All of the data below should be written out exactly.

** Begin Extracted information **

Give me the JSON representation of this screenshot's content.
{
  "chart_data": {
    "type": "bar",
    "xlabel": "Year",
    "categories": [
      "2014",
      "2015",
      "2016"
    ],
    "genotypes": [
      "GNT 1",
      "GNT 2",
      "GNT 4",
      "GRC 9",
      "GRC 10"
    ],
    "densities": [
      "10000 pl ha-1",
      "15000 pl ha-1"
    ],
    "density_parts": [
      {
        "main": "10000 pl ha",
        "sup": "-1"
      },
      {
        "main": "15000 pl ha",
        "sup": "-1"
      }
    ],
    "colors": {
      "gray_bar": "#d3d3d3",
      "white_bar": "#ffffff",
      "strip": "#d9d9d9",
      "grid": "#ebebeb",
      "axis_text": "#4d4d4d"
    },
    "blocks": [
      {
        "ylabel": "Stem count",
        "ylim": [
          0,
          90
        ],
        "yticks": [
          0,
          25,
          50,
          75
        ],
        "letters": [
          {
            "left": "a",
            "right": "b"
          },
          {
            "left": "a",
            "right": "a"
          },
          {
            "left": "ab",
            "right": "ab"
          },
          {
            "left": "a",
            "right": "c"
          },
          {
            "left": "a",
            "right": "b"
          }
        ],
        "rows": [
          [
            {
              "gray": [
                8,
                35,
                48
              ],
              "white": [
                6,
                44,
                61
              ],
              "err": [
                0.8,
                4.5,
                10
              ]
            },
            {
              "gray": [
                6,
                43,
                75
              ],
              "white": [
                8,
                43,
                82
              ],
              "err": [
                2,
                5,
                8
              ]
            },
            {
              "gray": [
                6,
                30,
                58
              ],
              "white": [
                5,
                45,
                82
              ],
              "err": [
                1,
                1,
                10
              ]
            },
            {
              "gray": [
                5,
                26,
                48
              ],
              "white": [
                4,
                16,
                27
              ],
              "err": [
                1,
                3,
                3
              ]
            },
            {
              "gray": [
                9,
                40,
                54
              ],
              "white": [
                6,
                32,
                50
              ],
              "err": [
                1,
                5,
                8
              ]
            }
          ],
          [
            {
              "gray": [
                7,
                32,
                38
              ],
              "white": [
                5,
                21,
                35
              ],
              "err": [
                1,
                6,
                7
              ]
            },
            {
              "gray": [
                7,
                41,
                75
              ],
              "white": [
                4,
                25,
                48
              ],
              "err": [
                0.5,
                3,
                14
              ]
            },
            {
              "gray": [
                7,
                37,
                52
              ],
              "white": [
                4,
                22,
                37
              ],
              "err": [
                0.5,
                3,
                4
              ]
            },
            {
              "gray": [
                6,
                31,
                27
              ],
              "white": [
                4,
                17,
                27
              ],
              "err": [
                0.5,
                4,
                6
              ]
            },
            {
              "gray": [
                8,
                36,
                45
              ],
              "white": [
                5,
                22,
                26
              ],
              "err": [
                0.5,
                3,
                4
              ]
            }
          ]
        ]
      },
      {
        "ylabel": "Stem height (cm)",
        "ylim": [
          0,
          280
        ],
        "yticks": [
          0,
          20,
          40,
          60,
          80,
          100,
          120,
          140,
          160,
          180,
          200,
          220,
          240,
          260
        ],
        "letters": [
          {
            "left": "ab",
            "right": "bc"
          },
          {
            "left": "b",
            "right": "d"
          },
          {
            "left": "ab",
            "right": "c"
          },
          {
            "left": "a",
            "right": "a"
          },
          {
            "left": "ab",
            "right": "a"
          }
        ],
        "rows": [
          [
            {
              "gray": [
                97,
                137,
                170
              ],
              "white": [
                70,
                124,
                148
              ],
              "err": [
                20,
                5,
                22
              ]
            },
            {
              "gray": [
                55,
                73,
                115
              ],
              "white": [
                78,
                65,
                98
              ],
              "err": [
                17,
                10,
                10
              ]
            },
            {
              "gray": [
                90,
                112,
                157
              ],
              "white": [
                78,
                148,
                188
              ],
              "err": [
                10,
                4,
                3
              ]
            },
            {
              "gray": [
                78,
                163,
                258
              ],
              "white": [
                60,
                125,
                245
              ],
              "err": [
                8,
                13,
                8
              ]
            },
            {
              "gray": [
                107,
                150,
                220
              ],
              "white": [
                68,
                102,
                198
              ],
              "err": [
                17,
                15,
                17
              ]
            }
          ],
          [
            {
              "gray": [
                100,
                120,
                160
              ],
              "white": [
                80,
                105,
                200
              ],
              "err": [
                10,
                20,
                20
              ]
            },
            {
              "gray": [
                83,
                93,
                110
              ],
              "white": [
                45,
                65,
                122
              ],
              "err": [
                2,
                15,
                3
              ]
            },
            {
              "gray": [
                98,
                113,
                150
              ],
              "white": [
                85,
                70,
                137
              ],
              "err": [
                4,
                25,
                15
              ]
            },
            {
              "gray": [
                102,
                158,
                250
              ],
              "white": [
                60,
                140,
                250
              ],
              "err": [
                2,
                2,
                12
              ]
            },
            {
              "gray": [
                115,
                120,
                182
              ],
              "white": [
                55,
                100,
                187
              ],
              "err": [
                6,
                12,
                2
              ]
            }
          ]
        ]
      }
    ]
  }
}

** End Extracted information **

* [Answer to the task]
Give me the JSON representation of this screenshot's content.
{
  "chart_data": {
    "type": "bar",
    "xlabel": "Year",
    "categories": [
      "2014",
      "2015",
      "2016"
    ],
    "genotypes": [
      "GNT 1",
      "GNT 2",
      "GNT 4",
      "GRC 9",
      "GRC 10"
    ],
    "densities": [
      "10000 pl ha-1",
      "15000 pl ha-1"
    ],
    "density_parts": [
      {
        "main": "10000 pl ha",
        "sup": "-1"
      },
      {
        "main": "15000 pl ha",
        "sup": "-1"
      }
    ],
    "colors": {
      "gray_bar": "#d3d3d3",
      "white_bar": "#ffffff",
      "strip": "#d9d9d9",
      "grid": "#ebebeb",
      "axis_text": "#4d4d4d"
    },
    "blocks": [
      {
        "ylabel": "Stem count",
        "ylim": [
          0,
          90
        ],
        "yticks": [
          0,
          25,
          50,
          75
        ],
        "letters": [
          {
            "left": "a",
            "right": "b"
          },
          {
            "left": "a",
            "right": "a"
          },
          {
            "left": "ab",
            "right": "ab"
          },
          {
            "left": "a",
            "right": "c"
          },
          {
            "left": "a",
            "right": "b"
          }
        ],
        "rows": [
          [
            {
              "gray": [
                8,
                35,
                48
              ],
              "white": [
                6,
                44,
                61
              ],
              "err": [
                0.8,
                4.5,
                10
              ]
            },
            {
              "gray": [
                6,
                43,
                75
              ],
              "white": [
                8,
                43,
                82
              ],
              "err": [
                2,
                5,
                8
              ]
            },
            {
              "gray": [
                6,
                30,
                58
              ],
              "white": [
                5,
                45,
                82
              ],
              "err": [
                1,
                1,
                10
              ]
            },
            {
              "gray": [
                5,
                26,
                48
              ],
              "white": [
                4,
                16,
                27
              ],
              "err": [
                1,
                3,
                3
              ]
            },
            {
              "gray": [
                9,
                40,
                54
              ],
              "white": [
                6,
                32,
                50
              ],
              "err": [
                1,
                5,
                8
              ]
            }
          ],
          [
            {
              "gray": [
                7,
                32,
                38
              ],
              "white": [
                5,
                21,
                35
              ],
              "err": [
                1,
                6,
                7
              ]
            },
            {
              "gray": [
                7,
                41,
                75
              ],
              "white": [
                4,
                25,
                48
              ],
              "err": [
                0.5,
                3,
                14
              ]
            },
            {
              "gray": [
                7,
                37,
                52
              ],
              "white": [
                4,
                22,
                37
              ],
              "err": [
                0.5,
                3,
                4
              ]
            },
            {
              "gray": [
                6,
                31,
                27
              ],
              "white": [
                4,
                17,
                27
              ],
              "err": [
                0.5,
                4,
                6
              ]
            },
            {
              "gray": [
                8,
                36,
                45
              ],
              "white": [
                5,
                22,
                26
              ],
              "err": [
                0.5,
                3,
                4
              ]
            }
          ]
        ]
      },
      {
        "ylabel": "Stem height (cm)",
        "ylim": [
          0,
          280
        ],
        "yticks": [
          0,
          20,
          40,
          60,
          80,
          100,
          120,
          140,
          160,
          180,
          200,
          220,
          240,
          260
        ],
        "letters": [
          {
            "left": "ab",
            "right": "bc"
          },
          {
            "left": "b",
            "right": "d"
          },
          {
            "left": "ab",
            "right": "c"
          },
          {
            "left": "a",
            "right": "a"
          },
          {
            "left": "ab",
            "right": "a"
          }
        ],
        "rows": [
          [
            {
              "gray": [
                97,
                137,
                170
              ],
              "white": [
                70,
                124,
                148
              ],
              "err": [
                20,
                5,
                22
              ]
            },
            {
              "gray": [
                55,
                73,
                115
              ],
              "white": [
                78,
                65,
                98
              ],
              "err": [
                17,
                10,
                10
              ]
            },
            {
              "gray": [
                90,
                112,
                157
              ],
              "white": [
                78,
                148,
                188
              ],
              "err": [
                10,
                4,
                3
              ]
            },
            {
              "gray": [
                78,
                163,
                258
              ],
              "white": [
                60,
                125,
                245
              ],
              "err": [
                8,
                13,
                8
              ]
            },
            {
              "gray": [
                107,
                150,
                220
              ],
              "white": [
                68,
                102,
                198
              ],
              "err": [
                17,
                15,
                17
              ]
            }
          ],
          [
            {
              "gray": [
                100,
                120,
                160
              ],
              "white": [
                80,
                105,
                200
              ],
              "err": [
                10,
                20,
                20
              ]
            },
            {
              "gray": [
                83,
                93,
                110
              ],
              "white": [
                45,
                65,
                122
              ],
              "err": [
                2,
                15,
                3
              ]
            },
            {
              "gray": [
                98,
                113,
                150
              ],
              "white": [
                85,
                70,
                137
              ],
              "err": [
                4,
                25,
                15
              ]
            },
            {
              "gray": [
                102,
                158,
                250
              ],
              "white": [
                60,
                140,
                250
              ],
              "err": [
                2,
                2,
                12
              ]
            },
            {
              "gray": [
                115,
                120,
                182
              ],
              "white": [
                55,
                100,
                187
              ],
              "err": [
                6,
                12,
                2
              ]
            }
          ]
        ]
      }
    ]
  }
}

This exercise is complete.